Written task.
Return only the count of lines in which the word "Flight" appears.

========================================

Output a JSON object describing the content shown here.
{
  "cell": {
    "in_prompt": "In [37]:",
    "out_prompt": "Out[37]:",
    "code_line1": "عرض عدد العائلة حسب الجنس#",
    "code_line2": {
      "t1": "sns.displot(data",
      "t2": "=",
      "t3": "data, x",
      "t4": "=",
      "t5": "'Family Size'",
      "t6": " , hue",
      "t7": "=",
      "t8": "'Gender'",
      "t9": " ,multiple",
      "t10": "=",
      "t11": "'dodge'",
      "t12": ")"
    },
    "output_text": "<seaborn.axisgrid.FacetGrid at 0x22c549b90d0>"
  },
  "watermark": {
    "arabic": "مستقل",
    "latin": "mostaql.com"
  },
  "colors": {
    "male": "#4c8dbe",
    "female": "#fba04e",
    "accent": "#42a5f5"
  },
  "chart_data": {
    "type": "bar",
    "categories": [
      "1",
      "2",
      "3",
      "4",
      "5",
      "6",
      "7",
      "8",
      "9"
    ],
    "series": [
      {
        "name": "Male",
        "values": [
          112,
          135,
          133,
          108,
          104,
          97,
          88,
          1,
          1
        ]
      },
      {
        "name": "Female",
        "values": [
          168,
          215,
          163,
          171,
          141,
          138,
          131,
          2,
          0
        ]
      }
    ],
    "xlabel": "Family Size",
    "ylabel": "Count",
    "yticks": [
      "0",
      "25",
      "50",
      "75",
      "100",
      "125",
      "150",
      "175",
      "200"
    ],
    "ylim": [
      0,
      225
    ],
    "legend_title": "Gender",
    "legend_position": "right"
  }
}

========================================

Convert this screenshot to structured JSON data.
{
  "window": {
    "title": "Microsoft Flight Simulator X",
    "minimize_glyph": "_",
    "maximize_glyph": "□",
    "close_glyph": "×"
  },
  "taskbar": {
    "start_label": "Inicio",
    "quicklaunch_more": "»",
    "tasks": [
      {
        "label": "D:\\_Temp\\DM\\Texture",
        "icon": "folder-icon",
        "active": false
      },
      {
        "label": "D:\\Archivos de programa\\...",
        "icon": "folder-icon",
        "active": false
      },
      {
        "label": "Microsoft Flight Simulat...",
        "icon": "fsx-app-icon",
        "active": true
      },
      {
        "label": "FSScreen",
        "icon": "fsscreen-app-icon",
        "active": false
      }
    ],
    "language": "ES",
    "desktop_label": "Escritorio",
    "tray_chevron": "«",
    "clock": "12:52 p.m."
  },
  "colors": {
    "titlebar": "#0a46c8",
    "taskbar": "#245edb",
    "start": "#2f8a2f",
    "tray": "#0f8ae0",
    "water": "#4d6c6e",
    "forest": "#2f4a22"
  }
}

========================================

Full solution.
2